**THE RECORDS:**
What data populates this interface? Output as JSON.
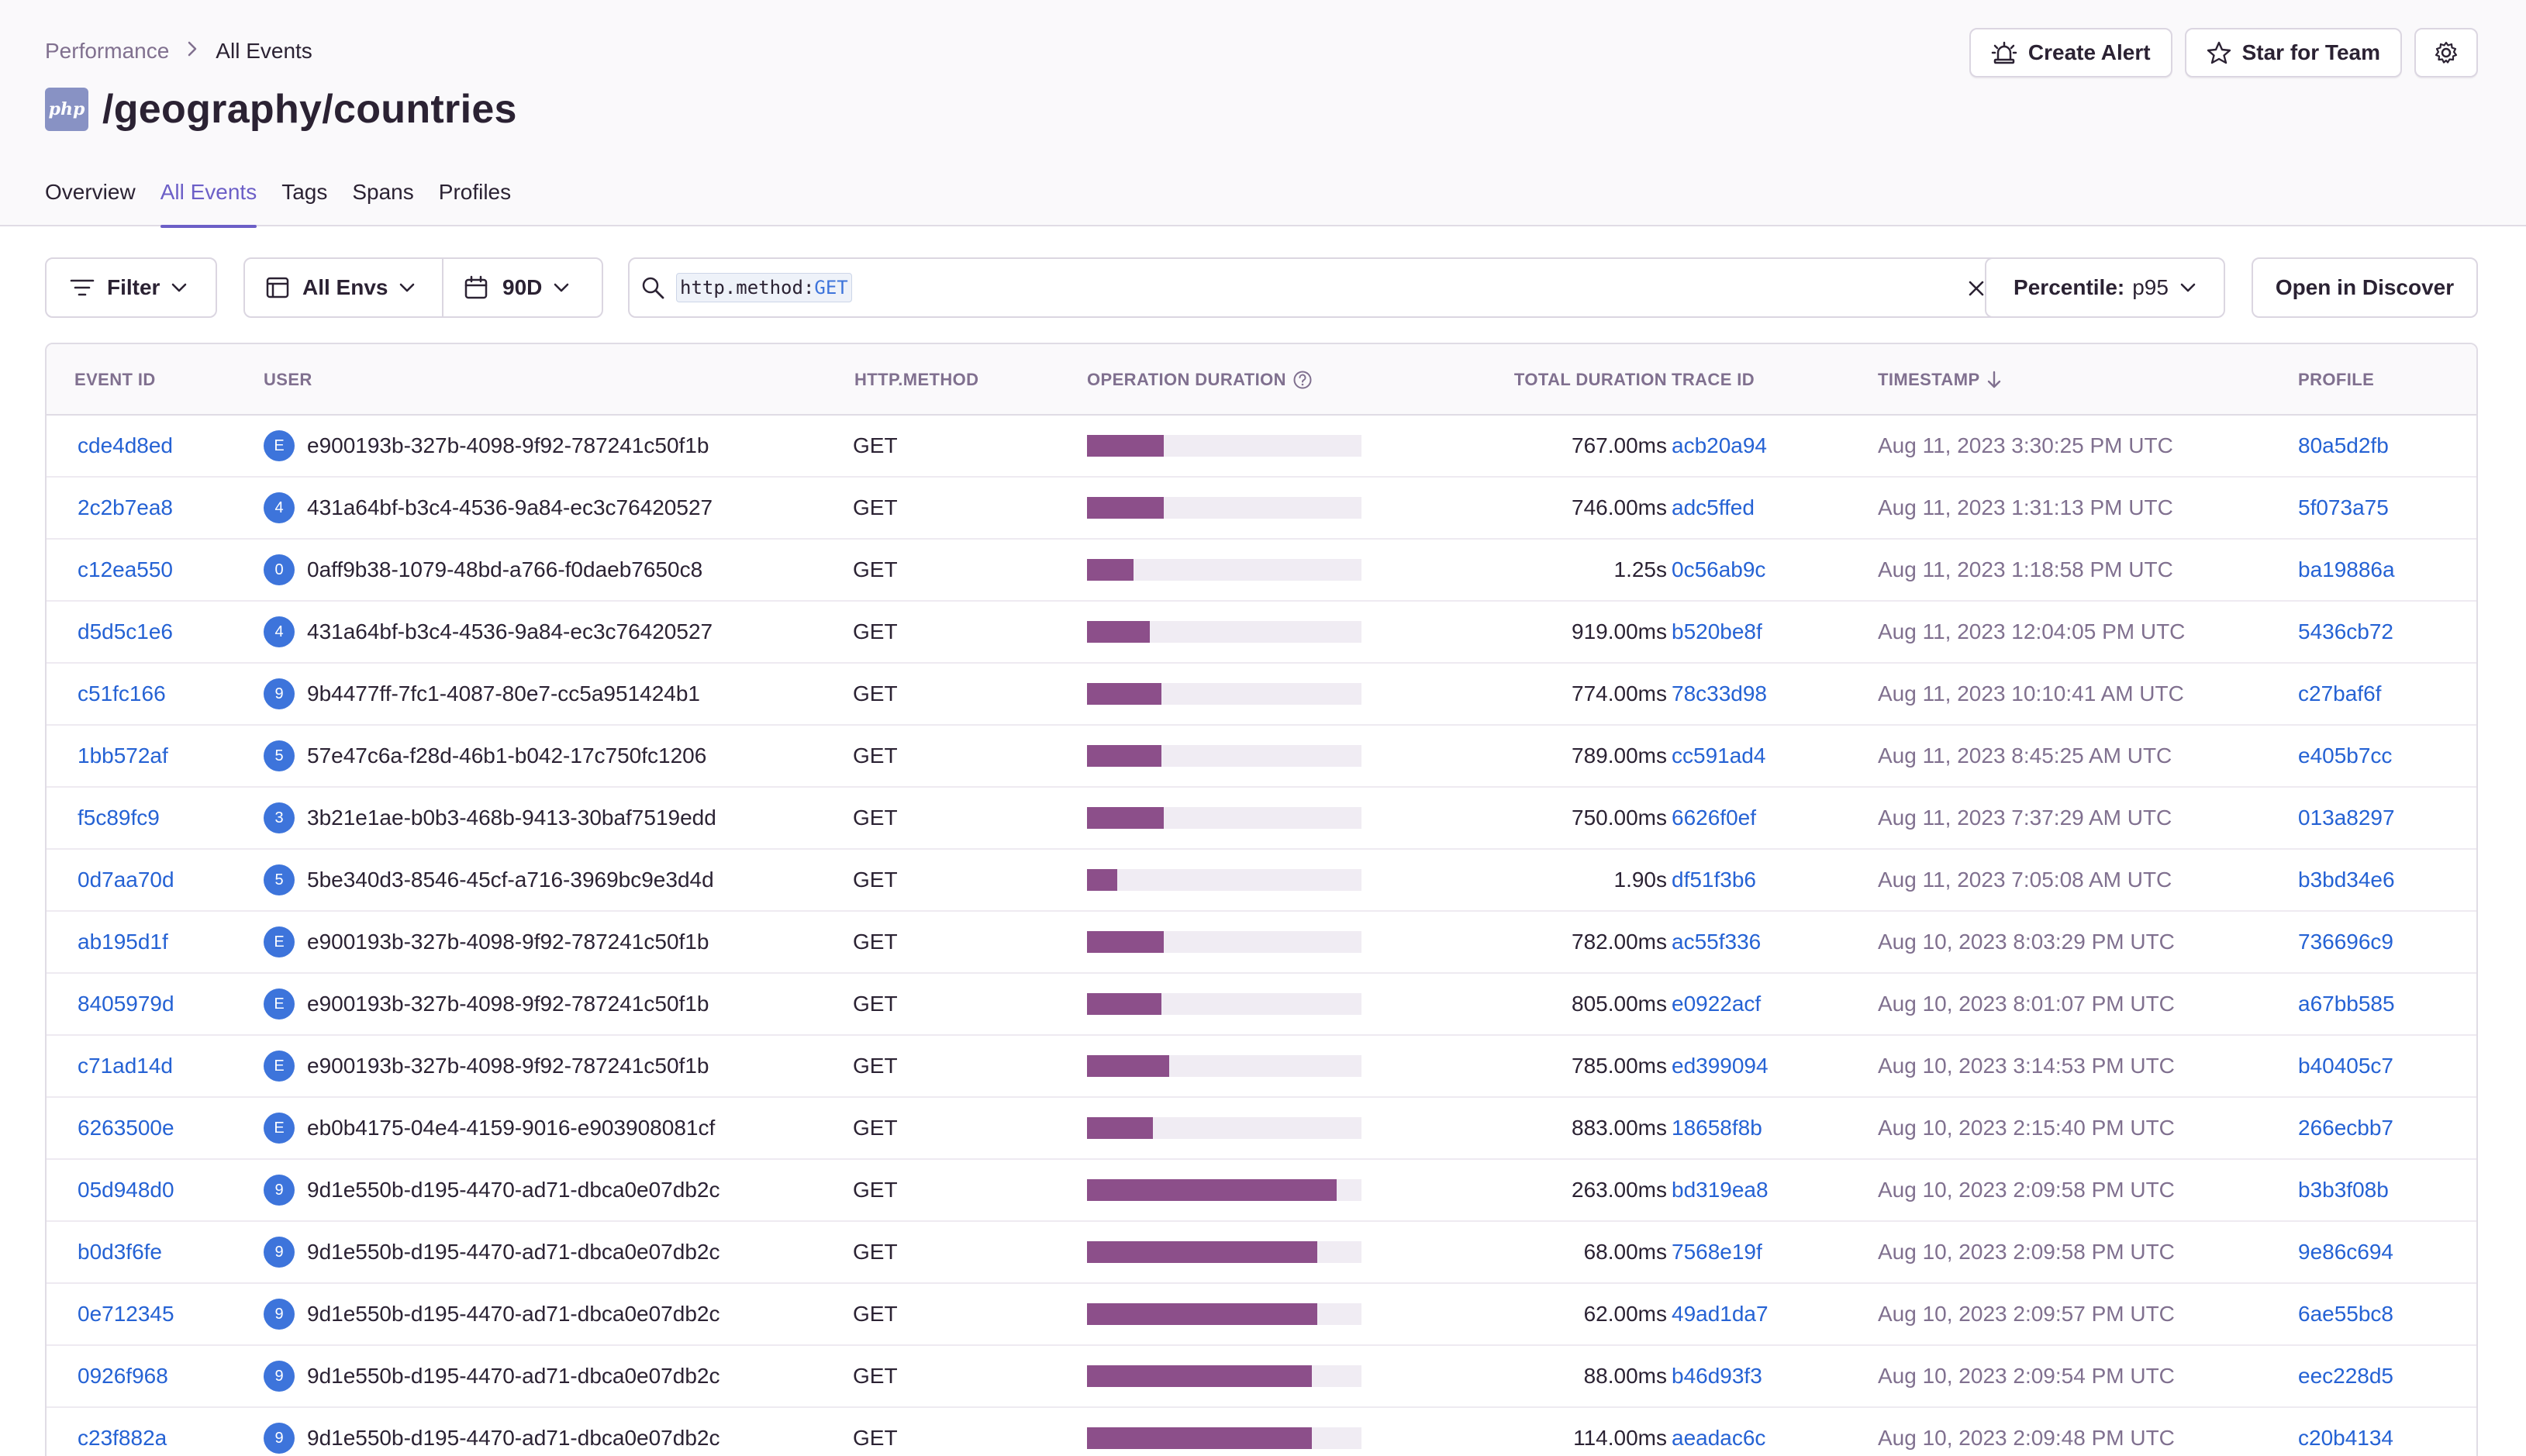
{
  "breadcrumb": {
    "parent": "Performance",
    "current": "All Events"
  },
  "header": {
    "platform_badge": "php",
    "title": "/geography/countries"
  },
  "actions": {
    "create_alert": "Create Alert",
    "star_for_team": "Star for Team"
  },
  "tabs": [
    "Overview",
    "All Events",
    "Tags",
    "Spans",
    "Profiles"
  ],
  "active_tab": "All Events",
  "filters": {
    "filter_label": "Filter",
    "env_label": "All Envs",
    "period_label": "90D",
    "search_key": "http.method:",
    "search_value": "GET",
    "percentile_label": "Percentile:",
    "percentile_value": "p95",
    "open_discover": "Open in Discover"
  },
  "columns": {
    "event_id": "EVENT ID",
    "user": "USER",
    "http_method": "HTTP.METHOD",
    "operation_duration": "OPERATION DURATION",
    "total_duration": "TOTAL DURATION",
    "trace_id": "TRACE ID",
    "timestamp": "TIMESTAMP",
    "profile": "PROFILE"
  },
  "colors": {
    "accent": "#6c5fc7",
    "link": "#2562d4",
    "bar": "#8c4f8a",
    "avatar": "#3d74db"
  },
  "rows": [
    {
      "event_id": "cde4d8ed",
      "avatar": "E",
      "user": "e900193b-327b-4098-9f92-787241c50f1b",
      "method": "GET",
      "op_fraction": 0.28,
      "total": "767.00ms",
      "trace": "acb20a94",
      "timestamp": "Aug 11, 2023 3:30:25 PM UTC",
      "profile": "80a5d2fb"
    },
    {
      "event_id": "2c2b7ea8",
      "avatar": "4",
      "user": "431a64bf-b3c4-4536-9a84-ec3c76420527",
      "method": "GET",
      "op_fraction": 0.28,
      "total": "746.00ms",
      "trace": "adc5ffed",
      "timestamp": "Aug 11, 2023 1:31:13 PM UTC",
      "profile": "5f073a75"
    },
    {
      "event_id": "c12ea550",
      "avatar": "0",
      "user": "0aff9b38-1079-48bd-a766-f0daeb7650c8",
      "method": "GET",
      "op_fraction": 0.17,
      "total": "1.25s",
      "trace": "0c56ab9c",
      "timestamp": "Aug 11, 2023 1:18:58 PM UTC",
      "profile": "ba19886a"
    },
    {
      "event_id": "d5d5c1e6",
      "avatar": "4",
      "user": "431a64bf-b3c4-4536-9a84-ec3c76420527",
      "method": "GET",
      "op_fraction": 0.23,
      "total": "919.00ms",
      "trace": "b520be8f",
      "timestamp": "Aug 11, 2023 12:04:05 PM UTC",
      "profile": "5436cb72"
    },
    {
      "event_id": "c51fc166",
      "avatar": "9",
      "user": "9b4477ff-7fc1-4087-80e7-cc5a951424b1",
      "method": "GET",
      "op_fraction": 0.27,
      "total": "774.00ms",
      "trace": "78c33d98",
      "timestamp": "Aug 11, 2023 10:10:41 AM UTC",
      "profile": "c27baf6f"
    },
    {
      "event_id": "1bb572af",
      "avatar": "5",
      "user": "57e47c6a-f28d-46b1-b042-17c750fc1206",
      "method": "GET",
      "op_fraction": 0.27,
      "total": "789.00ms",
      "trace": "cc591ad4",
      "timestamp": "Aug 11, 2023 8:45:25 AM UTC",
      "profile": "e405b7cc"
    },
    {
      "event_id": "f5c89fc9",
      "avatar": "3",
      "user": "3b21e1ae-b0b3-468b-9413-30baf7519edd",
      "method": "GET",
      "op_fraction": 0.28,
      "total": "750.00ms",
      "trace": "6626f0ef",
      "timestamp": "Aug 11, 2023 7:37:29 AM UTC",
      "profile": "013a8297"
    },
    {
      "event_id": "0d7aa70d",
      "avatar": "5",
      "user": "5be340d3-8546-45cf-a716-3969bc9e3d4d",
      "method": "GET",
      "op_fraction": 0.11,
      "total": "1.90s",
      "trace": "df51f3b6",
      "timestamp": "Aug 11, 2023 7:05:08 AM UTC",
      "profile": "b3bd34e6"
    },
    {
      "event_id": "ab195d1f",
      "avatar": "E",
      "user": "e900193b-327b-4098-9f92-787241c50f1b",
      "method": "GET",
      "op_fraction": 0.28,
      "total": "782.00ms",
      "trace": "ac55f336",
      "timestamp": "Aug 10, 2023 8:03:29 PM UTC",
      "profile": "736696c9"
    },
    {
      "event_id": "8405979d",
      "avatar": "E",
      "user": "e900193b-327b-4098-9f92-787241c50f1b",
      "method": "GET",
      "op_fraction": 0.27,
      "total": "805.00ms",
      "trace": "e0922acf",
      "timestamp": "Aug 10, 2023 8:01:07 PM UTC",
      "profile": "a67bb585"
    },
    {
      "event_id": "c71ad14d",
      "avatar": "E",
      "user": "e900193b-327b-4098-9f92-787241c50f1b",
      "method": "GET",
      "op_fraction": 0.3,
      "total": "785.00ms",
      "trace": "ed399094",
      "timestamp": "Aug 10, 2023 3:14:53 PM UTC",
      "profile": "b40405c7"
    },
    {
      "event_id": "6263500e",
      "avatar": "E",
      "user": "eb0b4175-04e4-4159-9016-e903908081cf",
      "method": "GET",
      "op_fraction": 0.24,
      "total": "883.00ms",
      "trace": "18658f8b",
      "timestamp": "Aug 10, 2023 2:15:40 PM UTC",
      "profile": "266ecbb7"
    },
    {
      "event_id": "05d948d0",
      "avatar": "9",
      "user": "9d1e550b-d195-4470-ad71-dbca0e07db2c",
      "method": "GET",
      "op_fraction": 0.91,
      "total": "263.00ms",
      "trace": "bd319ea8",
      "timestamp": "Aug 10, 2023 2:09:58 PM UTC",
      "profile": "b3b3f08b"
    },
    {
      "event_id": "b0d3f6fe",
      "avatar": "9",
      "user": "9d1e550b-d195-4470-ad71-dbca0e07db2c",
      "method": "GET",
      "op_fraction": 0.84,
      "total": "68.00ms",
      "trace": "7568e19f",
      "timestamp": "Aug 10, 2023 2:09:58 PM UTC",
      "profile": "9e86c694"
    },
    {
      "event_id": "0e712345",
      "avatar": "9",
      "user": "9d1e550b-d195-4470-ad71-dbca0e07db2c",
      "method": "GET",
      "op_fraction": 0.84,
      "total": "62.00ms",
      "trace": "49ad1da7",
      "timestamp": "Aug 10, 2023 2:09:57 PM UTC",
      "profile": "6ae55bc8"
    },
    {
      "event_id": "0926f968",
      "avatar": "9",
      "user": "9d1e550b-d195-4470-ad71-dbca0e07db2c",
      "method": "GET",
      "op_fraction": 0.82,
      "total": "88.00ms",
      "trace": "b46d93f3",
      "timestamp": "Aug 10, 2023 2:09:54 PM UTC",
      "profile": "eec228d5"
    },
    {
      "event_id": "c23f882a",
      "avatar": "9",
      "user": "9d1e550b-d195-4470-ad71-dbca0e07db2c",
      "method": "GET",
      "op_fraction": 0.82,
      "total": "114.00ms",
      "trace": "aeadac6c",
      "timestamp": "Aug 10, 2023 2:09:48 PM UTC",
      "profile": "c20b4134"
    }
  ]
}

* * *

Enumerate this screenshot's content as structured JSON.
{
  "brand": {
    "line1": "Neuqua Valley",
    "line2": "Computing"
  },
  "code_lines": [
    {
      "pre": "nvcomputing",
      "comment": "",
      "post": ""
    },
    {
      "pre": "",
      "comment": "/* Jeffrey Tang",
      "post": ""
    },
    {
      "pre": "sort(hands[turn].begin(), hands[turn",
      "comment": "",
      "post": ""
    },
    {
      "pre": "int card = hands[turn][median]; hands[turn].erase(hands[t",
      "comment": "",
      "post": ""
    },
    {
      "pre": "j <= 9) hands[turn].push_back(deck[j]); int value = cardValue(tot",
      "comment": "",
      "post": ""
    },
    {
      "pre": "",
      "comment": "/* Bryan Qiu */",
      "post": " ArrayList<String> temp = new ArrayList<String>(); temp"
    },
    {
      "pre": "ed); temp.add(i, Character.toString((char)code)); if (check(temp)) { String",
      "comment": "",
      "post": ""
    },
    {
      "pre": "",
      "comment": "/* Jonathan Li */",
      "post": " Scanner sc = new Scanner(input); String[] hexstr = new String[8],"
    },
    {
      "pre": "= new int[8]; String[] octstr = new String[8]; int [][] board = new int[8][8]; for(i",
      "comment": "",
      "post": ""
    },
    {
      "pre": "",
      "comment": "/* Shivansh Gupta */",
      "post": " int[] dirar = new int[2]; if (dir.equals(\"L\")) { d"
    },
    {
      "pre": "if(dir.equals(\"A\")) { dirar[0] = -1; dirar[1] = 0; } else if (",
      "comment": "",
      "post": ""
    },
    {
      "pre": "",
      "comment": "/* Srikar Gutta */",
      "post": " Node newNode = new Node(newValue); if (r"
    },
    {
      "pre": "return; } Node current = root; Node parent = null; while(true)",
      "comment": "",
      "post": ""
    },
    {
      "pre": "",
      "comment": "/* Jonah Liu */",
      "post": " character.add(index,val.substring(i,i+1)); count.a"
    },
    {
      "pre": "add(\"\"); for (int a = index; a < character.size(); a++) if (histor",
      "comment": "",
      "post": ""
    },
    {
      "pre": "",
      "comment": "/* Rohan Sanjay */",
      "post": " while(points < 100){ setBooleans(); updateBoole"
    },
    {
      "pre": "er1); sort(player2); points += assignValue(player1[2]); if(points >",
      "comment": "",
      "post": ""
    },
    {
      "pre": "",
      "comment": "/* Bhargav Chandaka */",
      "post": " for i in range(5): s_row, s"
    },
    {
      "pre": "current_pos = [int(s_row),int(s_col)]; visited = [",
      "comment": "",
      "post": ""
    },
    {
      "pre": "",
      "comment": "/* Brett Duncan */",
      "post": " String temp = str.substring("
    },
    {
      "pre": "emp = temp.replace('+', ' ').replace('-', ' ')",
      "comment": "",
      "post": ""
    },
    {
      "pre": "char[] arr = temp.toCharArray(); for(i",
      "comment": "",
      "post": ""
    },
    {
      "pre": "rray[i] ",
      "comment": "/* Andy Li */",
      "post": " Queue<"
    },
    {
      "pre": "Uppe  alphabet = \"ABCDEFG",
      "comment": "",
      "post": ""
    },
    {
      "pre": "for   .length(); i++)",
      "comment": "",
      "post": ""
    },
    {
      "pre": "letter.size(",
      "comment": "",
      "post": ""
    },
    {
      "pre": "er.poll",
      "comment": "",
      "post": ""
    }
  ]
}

---

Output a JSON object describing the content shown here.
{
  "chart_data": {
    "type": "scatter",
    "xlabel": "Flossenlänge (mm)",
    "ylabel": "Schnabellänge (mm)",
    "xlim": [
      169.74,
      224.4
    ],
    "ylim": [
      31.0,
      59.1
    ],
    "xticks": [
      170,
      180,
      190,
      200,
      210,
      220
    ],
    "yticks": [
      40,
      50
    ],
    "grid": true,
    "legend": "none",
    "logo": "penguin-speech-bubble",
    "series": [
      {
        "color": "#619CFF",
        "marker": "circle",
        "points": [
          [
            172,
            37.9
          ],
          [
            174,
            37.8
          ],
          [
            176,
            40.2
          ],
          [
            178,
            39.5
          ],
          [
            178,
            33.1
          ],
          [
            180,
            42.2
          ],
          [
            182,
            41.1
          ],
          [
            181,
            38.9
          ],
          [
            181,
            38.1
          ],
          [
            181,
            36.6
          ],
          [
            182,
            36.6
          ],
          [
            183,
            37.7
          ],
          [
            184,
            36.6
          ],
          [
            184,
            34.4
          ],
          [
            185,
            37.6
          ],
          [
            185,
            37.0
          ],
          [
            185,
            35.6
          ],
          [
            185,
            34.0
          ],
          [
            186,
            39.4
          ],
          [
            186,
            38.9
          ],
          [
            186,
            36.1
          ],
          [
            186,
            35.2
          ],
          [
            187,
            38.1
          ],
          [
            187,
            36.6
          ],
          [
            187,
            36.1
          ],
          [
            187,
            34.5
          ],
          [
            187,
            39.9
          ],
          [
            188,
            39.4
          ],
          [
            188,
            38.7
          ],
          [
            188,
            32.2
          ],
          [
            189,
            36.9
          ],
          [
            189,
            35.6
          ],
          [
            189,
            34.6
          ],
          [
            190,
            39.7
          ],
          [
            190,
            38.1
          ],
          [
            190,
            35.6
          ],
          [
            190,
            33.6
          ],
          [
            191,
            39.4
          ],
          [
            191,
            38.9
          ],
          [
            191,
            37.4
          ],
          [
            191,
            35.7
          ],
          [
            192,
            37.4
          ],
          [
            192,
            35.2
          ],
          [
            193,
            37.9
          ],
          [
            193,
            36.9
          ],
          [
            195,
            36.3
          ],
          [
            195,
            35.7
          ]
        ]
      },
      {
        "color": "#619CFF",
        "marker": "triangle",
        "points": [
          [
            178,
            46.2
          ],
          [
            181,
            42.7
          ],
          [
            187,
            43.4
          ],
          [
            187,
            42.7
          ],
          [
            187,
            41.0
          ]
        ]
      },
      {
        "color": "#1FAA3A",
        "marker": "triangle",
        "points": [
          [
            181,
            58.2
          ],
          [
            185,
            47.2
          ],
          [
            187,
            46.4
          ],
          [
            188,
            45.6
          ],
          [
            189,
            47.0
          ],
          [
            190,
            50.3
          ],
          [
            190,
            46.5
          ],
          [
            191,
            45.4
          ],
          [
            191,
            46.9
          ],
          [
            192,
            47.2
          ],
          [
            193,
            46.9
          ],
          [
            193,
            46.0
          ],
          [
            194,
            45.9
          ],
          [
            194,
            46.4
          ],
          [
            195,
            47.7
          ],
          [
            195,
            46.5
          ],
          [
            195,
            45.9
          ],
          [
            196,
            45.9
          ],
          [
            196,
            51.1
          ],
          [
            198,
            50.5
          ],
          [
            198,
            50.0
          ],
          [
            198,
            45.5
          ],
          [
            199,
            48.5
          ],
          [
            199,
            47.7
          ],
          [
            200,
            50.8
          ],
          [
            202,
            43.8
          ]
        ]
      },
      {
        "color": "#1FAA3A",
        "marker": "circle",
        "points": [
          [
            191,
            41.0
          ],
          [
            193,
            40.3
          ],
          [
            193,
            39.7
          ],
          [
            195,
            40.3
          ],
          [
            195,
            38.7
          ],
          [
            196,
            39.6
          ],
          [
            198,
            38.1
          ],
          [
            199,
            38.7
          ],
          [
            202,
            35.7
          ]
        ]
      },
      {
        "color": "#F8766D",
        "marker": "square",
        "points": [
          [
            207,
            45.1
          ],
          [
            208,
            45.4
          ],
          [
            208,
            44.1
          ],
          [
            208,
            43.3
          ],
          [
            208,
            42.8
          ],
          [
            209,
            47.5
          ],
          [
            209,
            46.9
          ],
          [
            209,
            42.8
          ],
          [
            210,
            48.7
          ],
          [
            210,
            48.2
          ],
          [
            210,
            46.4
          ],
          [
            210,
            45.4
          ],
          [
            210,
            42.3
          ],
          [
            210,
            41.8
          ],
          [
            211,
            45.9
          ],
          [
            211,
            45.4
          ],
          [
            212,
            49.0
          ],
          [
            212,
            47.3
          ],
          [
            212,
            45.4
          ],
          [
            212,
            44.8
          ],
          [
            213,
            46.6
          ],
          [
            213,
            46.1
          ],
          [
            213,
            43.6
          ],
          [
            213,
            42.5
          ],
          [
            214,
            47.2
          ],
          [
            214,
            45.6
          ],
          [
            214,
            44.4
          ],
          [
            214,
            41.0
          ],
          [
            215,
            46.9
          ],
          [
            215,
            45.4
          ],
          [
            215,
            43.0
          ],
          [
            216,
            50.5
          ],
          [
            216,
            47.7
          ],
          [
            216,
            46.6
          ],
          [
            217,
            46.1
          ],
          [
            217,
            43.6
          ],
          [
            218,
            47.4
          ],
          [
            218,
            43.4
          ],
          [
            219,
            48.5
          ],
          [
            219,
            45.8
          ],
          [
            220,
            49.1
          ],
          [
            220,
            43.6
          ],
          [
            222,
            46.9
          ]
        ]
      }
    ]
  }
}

**WHAT IS EXPECTED:**
Every line in the data that holds "JSON" should be copied out.

**COMPLETED EXERCISE:**
What data populates this interface? Output as JSON.
Enumerate this screenshot's content as structured JSON.
Output a JSON object describing the content shown here.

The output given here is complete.